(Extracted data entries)
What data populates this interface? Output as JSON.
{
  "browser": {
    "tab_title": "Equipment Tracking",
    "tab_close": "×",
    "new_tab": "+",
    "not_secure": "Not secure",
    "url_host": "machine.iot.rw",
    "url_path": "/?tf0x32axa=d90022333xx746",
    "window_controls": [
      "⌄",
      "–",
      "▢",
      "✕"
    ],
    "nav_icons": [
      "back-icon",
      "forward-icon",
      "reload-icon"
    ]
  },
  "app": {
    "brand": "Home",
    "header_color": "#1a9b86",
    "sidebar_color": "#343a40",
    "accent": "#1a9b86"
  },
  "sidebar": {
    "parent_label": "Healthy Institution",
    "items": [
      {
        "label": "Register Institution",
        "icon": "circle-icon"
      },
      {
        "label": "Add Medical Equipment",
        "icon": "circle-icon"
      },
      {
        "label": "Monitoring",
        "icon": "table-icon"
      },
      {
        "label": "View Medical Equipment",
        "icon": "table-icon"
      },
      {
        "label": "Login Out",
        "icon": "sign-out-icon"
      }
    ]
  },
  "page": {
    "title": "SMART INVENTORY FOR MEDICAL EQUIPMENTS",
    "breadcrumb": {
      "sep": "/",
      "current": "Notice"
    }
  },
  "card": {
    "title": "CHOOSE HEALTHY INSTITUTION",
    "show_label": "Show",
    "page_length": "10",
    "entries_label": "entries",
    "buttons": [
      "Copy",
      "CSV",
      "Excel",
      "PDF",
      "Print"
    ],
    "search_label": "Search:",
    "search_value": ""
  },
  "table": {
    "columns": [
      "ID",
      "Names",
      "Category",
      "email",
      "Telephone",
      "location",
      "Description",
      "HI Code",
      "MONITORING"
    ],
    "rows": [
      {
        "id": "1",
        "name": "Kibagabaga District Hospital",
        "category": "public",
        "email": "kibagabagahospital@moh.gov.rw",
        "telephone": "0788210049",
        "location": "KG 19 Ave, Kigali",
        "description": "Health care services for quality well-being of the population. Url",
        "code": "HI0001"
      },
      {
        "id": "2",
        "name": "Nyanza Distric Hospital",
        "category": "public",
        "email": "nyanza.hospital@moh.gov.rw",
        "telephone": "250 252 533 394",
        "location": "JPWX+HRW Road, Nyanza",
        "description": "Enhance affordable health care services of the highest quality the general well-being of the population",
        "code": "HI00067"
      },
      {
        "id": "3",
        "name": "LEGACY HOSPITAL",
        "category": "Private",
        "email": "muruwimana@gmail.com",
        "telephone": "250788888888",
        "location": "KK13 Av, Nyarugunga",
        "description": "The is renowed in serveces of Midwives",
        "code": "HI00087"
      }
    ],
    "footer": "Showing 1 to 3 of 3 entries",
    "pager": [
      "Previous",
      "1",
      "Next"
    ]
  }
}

• Goal of the exercise: List each line in the listing that contains the string "location".

• Exercise output:
      "location",
        "location": "KG 19 Ave, Kigali",
        "location": "JPWX+HRW Road, Nyanza",
        "location": "KK13 Av, Nyarugunga",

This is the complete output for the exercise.